▶ Request
Write out the whole of the material exactly.

▶ Data shown

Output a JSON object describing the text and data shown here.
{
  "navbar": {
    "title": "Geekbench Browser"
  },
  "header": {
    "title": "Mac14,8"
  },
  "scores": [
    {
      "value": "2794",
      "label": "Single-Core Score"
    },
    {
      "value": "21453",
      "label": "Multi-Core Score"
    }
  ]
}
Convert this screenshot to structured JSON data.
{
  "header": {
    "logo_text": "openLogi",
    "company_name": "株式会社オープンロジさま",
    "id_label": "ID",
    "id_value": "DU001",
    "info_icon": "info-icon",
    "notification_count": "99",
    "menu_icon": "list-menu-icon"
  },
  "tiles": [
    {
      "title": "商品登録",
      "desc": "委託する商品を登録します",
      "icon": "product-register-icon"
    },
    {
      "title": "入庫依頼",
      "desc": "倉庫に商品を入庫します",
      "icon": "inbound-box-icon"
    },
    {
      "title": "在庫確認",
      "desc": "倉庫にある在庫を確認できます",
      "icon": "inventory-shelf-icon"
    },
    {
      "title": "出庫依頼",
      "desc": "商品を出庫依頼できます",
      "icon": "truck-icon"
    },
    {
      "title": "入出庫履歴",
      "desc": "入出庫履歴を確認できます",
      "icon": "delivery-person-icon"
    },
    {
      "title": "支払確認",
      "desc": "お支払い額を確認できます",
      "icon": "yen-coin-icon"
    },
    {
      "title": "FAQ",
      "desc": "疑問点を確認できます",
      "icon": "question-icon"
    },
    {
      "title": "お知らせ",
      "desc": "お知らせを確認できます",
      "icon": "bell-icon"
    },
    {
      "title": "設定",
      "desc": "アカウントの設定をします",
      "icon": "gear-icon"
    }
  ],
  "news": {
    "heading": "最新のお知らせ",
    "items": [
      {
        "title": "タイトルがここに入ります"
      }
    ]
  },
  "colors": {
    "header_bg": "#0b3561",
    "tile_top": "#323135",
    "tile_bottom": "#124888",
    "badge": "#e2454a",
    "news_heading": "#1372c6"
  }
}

▶ Reply
Output a JSON object describing the text and data shown here.
{
  "navbar": {
    "title": "Geekbench Browser"
  },
  "header": {
    "title": "Mac14,8"
  },
  "scores": [
    {
      "value": "2794",
      "label": "Single-Core Score"
    },
    {
      "value": "21453",
      "label": "Multi-Core Score"
    }
  ]
}
Convert this screenshot to structured JSON data.
{
  "header": {
    "logo_text": "openLogi",
    "company_name": "株式会社オープンロジさま",
    "id_label": "ID",
    "id_value": "DU001",
    "info_icon": "info-icon",
    "notification_count": "99",
    "menu_icon": "list-menu-icon"
  },
  "tiles": [
    {
      "title": "商品登録",
      "desc": "委託する商品を登録します",
      "icon": "product-register-icon"
    },
    {
      "title": "入庫依頼",
      "desc": "倉庫に商品を入庫します",
      "icon": "inbound-box-icon"
    },
    {
      "title": "在庫確認",
      "desc": "倉庫にある在庫を確認できます",
      "icon": "inventory-shelf-icon"
    },
    {
      "title": "出庫依頼",
      "desc": "商品を出庫依頼できます",
      "icon": "truck-icon"
    },
    {
      "title": "入出庫履歴",
      "desc": "入出庫履歴を確認できます",
      "icon": "delivery-person-icon"
    },
    {
      "title": "支払確認",
      "desc": "お支払い額を確認できます",
      "icon": "yen-coin-icon"
    },
    {
      "title": "FAQ",
      "desc": "疑問点を確認できます",
      "icon": "question-icon"
    },
    {
      "title": "お知らせ",
      "desc": "お知らせを確認できます",
      "icon": "bell-icon"
    },
    {
      "title": "設定",
      "desc": "アカウントの設定をします",
      "icon": "gear-icon"
    }
  ],
  "news": {
    "heading": "最新のお知らせ",
    "items": [
      {
        "title": "タイトルがここに入ります"
      }
    ]
  },
  "colors": {
    "header_bg": "#0b3561",
    "tile_top": "#323135",
    "tile_bottom": "#124888",
    "badge": "#e2454a",
    "news_heading": "#1372c6"
  }
}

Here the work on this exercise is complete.